**EXERCISE REQUIREMENTS:** Each record must be reproduced exactly as it is shown.

* * *

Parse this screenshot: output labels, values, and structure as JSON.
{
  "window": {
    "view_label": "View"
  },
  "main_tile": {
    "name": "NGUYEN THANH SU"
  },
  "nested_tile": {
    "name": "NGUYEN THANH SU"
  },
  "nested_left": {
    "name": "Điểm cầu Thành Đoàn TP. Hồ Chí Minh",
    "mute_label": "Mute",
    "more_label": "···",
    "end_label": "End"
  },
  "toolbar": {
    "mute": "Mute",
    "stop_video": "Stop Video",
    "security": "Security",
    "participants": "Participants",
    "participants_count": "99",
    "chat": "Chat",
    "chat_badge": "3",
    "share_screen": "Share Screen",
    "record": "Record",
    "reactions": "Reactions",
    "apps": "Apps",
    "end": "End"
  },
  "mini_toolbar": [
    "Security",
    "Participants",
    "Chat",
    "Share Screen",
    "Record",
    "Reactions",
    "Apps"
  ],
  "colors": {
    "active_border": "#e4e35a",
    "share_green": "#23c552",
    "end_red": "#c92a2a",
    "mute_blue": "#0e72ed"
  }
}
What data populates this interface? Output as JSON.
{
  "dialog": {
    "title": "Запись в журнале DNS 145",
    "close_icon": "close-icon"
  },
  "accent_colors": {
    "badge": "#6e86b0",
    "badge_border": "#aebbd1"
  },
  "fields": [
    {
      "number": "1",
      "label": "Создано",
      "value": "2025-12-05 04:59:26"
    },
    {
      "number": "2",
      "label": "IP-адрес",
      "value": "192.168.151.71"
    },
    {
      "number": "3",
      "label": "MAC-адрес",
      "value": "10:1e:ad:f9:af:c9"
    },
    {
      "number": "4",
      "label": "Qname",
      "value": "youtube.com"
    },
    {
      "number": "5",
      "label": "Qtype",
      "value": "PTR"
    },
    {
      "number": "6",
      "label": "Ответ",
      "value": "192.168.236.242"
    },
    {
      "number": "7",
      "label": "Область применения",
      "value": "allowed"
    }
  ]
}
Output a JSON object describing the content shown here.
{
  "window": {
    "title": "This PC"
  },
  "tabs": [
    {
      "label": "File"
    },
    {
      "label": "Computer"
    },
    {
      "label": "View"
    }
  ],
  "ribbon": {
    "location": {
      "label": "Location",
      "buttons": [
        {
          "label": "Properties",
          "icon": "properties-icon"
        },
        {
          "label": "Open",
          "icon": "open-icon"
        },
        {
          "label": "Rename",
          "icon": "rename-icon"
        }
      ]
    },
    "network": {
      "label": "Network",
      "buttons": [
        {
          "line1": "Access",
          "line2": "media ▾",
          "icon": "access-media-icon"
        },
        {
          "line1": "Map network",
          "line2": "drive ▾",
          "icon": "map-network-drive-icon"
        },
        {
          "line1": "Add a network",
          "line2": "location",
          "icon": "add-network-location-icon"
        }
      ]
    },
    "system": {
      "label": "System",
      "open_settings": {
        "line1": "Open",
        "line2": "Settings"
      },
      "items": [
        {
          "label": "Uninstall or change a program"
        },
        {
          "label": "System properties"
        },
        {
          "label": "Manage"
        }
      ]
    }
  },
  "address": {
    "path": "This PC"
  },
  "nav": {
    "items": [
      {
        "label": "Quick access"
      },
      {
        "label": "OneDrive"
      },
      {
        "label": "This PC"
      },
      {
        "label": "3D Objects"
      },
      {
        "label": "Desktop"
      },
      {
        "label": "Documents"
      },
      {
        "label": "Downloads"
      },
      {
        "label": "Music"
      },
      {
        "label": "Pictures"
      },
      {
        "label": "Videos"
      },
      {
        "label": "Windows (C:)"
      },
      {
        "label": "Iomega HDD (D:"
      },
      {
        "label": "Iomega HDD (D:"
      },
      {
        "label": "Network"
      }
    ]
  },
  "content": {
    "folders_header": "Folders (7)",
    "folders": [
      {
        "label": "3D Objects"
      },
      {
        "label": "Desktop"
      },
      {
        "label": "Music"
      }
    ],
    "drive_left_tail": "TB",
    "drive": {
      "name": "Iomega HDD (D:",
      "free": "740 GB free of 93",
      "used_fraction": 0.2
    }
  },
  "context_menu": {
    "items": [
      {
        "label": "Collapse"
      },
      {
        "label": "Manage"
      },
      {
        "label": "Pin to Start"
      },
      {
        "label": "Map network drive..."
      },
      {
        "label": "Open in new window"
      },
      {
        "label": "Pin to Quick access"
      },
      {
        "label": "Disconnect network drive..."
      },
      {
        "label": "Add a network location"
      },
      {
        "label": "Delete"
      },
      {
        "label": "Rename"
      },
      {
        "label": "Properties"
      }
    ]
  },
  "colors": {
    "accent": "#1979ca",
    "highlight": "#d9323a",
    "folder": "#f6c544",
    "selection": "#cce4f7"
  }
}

* * *

**THE ANSWER:**
Parse this screenshot: output labels, values, and structure as JSON.
{
  "window": {
    "view_label": "View"
  },
  "main_tile": {
    "name": "NGUYEN THANH SU"
  },
  "nested_tile": {
    "name": "NGUYEN THANH SU"
  },
  "nested_left": {
    "name": "Điểm cầu Thành Đoàn TP. Hồ Chí Minh",
    "mute_label": "Mute",
    "more_label": "···",
    "end_label": "End"
  },
  "toolbar": {
    "mute": "Mute",
    "stop_video": "Stop Video",
    "security": "Security",
    "participants": "Participants",
    "participants_count": "99",
    "chat": "Chat",
    "chat_badge": "3",
    "share_screen": "Share Screen",
    "record": "Record",
    "reactions": "Reactions",
    "apps": "Apps",
    "end": "End"
  },
  "mini_toolbar": [
    "Security",
    "Participants",
    "Chat",
    "Share Screen",
    "Record",
    "Reactions",
    "Apps"
  ],
  "colors": {
    "active_border": "#e4e35a",
    "share_green": "#23c552",
    "end_red": "#c92a2a",
    "mute_blue": "#0e72ed"
  }
}
What data populates this interface? Output as JSON.
{
  "dialog": {
    "title": "Запись в журнале DNS 145",
    "close_icon": "close-icon"
  },
  "accent_colors": {
    "badge": "#6e86b0",
    "badge_border": "#aebbd1"
  },
  "fields": [
    {
      "number": "1",
      "label": "Создано",
      "value": "2025-12-05 04:59:26"
    },
    {
      "number": "2",
      "label": "IP-адрес",
      "value": "192.168.151.71"
    },
    {
      "number": "3",
      "label": "MAC-адрес",
      "value": "10:1e:ad:f9:af:c9"
    },
    {
      "number": "4",
      "label": "Qname",
      "value": "youtube.com"
    },
    {
      "number": "5",
      "label": "Qtype",
      "value": "PTR"
    },
    {
      "number": "6",
      "label": "Ответ",
      "value": "192.168.236.242"
    },
    {
      "number": "7",
      "label": "Область применения",
      "value": "allowed"
    }
  ]
}
Output a JSON object describing the content shown here.
{
  "window": {
    "title": "This PC"
  },
  "tabs": [
    {
      "label": "File"
    },
    {
      "label": "Computer"
    },
    {
      "label": "View"
    }
  ],
  "ribbon": {
    "location": {
      "label": "Location",
      "buttons": [
        {
          "label": "Properties",
          "icon": "properties-icon"
        },
        {
          "label": "Open",
          "icon": "open-icon"
        },
        {
          "label": "Rename",
          "icon": "rename-icon"
        }
      ]
    },
    "network": {
      "label": "Network",
      "buttons": [
        {
          "line1": "Access",
          "line2": "media ▾",
          "icon": "access-media-icon"
        },
        {
          "line1": "Map network",
          "line2": "drive ▾",
          "icon": "map-network-drive-icon"
        },
        {
          "line1": "Add a network",
          "line2": "location",
          "icon": "add-network-location-icon"
        }
      ]
    },
    "system": {
      "label": "System",
      "open_settings": {
        "line1": "Open",
        "line2": "Settings"
      },
      "items": [
        {
          "label": "Uninstall or change a program"
        },
        {
          "label": "System properties"
        },
        {
          "label": "Manage"
        }
      ]
    }
  },
  "address": {
    "path": "This PC"
  },
  "nav": {
    "items": [
      {
        "label": "Quick access"
      },
      {
        "label": "OneDrive"
      },
      {
        "label": "This PC"
      },
      {
        "label": "3D Objects"
      },
      {
        "label": "Desktop"
      },
      {
        "label": "Documents"
      },
      {
        "label": "Downloads"
      },
      {
        "label": "Music"
      },
      {
        "label": "Pictures"
      },
      {
        "label": "Videos"
      },
      {
        "label": "Windows (C:)"
      },
      {
        "label": "Iomega HDD (D:"
      },
      {
        "label": "Iomega HDD (D:"
      },
      {
        "label": "Network"
      }
    ]
  },
  "content": {
    "folders_header": "Folders (7)",
    "folders": [
      {
        "label": "3D Objects"
      },
      {
        "label": "Desktop"
      },
      {
        "label": "Music"
      }
    ],
    "drive_left_tail": "TB",
    "drive": {
      "name": "Iomega HDD (D:",
      "free": "740 GB free of 93",
      "used_fraction": 0.2
    }
  },
  "context_menu": {
    "items": [
      {
        "label": "Collapse"
      },
      {
        "label": "Manage"
      },
      {
        "label": "Pin to Start"
      },
      {
        "label": "Map network drive..."
      },
      {
        "label": "Open in new window"
      },
      {
        "label": "Pin to Quick access"
      },
      {
        "label": "Disconnect network drive..."
      },
      {
        "label": "Add a network location"
      },
      {
        "label": "Delete"
      },
      {
        "label": "Rename"
      },
      {
        "label": "Properties"
      }
    ]
  },
  "colors": {
    "accent": "#1979ca",
    "highlight": "#d9323a",
    "folder": "#f6c544",
    "selection": "#cce4f7"
  }
}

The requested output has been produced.